SOURCE EXTRACT -
↓↓↓
Hello! It's been a busy week!

I've been at the London Games Festival Fringe Playtime Lab (try saying that five times fast) in deepest darkest Soho. The first few days saw ideas aplenty as we came up with game concepts for buses, big screens, the Olympics, fairytales and more besides, and then I spent the last few days working with some ace people on a kind of resistance/anti-totalitarian game that takes (in my mind, anyway) stylistic cues from V for Vendetta and Children of Men.



(Playtimers, including me looking grumpy. Photo from Frank Boyd.)

It's been a funny week, because it's usually the case that you sit about thinking "man, I just need to have a really good idea." The outcome of this week for me has been to show that ideas are, in fact, dime-a-dozen... and inspired me to get on and actually make stuff. Anyway, I met lots of lovely people and I look forward to seeing them all again soon at a reunion in, err, two weeks time.

I'm also proud to be working with some fantastic minds on a Let's Change The Game pitch who got in touch after my call for help. We're assessing the various mechanics that influence the game and batting lots of ideas back and forth, and I'm excited to see what the judges make of it. (Although, other people are still welcome to get involved! Artists and illustrators especially, right now.)

Then it was off to the Gamer Geeks Quiz, surely the hardest yet most erudite quiz on gaming there has ever been, challenging players' knowledge on everything from typography to voice acting and the C64 to the Wii. Here are the esteemed organisers taking charge:



(thanks to the most gracious Thayer Driver for the photo!)
↑↑↑
WRITTEN TASK -
Answer these from the blog post:
1. Which two works give the resistance/anti-totalitarian game its stylistic cues?
2. How soon is the reunion with the people met that week?
3. Which contributors does the Let's Change The Game pitch especially welcome right now?
Use only the blog post to answer.

MATERIAL SUPPLIED -
↓↓↓
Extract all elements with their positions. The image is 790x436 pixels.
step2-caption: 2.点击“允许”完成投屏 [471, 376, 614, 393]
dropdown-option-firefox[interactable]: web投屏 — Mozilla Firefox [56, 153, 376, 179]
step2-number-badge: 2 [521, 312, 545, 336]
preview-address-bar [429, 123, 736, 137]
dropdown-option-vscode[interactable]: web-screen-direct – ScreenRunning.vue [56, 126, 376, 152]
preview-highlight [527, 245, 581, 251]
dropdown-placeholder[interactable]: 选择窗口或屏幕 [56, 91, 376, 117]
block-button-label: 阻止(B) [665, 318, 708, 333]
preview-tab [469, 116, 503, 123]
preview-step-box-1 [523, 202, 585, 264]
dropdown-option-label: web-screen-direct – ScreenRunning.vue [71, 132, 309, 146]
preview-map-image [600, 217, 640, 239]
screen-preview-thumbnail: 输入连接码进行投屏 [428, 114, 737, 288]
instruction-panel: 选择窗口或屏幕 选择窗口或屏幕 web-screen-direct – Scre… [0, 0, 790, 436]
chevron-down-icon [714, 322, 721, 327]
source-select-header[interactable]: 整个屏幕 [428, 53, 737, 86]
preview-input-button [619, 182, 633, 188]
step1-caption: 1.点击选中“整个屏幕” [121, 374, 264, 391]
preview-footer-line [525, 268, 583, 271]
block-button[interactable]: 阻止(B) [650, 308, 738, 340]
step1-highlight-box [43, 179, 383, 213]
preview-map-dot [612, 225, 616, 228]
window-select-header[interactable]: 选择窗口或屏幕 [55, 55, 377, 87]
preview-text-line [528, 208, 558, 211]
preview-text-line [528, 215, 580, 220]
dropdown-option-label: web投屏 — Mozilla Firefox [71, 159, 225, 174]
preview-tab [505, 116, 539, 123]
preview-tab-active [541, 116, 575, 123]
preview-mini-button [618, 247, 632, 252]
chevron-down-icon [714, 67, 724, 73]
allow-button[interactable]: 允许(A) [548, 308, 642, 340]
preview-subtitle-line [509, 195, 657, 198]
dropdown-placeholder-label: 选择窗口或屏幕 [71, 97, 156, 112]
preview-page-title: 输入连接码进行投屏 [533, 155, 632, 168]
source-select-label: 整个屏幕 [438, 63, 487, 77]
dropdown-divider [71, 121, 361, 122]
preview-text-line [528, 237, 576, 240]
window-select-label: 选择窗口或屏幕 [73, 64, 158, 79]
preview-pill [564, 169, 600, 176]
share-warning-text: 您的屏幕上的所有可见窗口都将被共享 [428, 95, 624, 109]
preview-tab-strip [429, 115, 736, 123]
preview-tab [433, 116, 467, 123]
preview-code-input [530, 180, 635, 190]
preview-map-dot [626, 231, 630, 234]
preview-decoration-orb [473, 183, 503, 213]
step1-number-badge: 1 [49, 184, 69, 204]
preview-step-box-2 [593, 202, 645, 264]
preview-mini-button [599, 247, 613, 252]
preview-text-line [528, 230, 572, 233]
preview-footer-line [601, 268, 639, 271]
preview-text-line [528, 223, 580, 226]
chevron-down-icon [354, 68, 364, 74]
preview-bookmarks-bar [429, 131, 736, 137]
↑↑↑
THE RESULT -
1. V for Vendetta and Children of Men
2. In two weeks' time
3. Artists and illustrators